*Aim*
Restate the records below word for word.

Structured figure records
━━━━━━━━━━━━━━━━━━━━━━━━━━━━━━

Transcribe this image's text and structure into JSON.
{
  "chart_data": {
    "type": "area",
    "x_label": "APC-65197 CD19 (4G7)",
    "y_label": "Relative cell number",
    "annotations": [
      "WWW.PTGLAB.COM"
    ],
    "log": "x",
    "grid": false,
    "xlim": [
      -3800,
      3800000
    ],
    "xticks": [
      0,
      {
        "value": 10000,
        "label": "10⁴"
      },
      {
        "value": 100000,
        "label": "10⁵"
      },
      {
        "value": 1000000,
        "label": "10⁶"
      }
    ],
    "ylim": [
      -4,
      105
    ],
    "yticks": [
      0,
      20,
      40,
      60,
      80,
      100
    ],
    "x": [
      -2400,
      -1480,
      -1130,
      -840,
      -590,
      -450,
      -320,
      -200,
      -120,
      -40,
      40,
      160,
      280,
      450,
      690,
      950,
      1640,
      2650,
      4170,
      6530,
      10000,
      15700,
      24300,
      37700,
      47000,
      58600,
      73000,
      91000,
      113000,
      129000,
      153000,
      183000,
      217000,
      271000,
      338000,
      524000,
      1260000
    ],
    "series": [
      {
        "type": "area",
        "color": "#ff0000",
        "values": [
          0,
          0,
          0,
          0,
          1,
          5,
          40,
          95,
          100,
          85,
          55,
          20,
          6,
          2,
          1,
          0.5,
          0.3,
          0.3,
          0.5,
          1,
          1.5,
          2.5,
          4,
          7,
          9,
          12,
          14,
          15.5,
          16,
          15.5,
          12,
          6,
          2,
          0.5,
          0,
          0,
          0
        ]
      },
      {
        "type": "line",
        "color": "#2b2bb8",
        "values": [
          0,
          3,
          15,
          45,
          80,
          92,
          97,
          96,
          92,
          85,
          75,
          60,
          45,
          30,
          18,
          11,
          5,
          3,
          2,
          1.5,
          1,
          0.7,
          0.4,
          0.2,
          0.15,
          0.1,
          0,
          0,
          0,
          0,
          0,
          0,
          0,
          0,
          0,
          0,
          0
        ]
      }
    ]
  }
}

━━━━━━━━━━━━━━━━━━━━━━━━━━━━━━

*Response to the task*
Transcribe this image's text and structure into JSON.
{
  "chart_data": {
    "type": "area",
    "x_label": "APC-65197 CD19 (4G7)",
    "y_label": "Relative cell number",
    "annotations": [
      "WWW.PTGLAB.COM"
    ],
    "log": "x",
    "grid": false,
    "xlim": [
      -3800,
      3800000
    ],
    "xticks": [
      0,
      {
        "value": 10000,
        "label": "10⁴"
      },
      {
        "value": 100000,
        "label": "10⁵"
      },
      {
        "value": 1000000,
        "label": "10⁶"
      }
    ],
    "ylim": [
      -4,
      105
    ],
    "yticks": [
      0,
      20,
      40,
      60,
      80,
      100
    ],
    "x": [
      -2400,
      -1480,
      -1130,
      -840,
      -590,
      -450,
      -320,
      -200,
      -120,
      -40,
      40,
      160,
      280,
      450,
      690,
      950,
      1640,
      2650,
      4170,
      6530,
      10000,
      15700,
      24300,
      37700,
      47000,
      58600,
      73000,
      91000,
      113000,
      129000,
      153000,
      183000,
      217000,
      271000,
      338000,
      524000,
      1260000
    ],
    "series": [
      {
        "type": "area",
        "color": "#ff0000",
        "values": [
          0,
          0,
          0,
          0,
          1,
          5,
          40,
          95,
          100,
          85,
          55,
          20,
          6,
          2,
          1,
          0.5,
          0.3,
          0.3,
          0.5,
          1,
          1.5,
          2.5,
          4,
          7,
          9,
          12,
          14,
          15.5,
          16,
          15.5,
          12,
          6,
          2,
          0.5,
          0,
          0,
          0
        ]
      },
      {
        "type": "line",
        "color": "#2b2bb8",
        "values": [
          0,
          3,
          15,
          45,
          80,
          92,
          97,
          96,
          92,
          85,
          75,
          60,
          45,
          30,
          18,
          11,
          5,
          3,
          2,
          1.5,
          1,
          0.7,
          0.4,
          0.2,
          0.15,
          0.1,
          0,
          0,
          0,
          0,
          0,
          0,
          0,
          0,
          0,
          0,
          0
        ]
      }
    ]
  }
}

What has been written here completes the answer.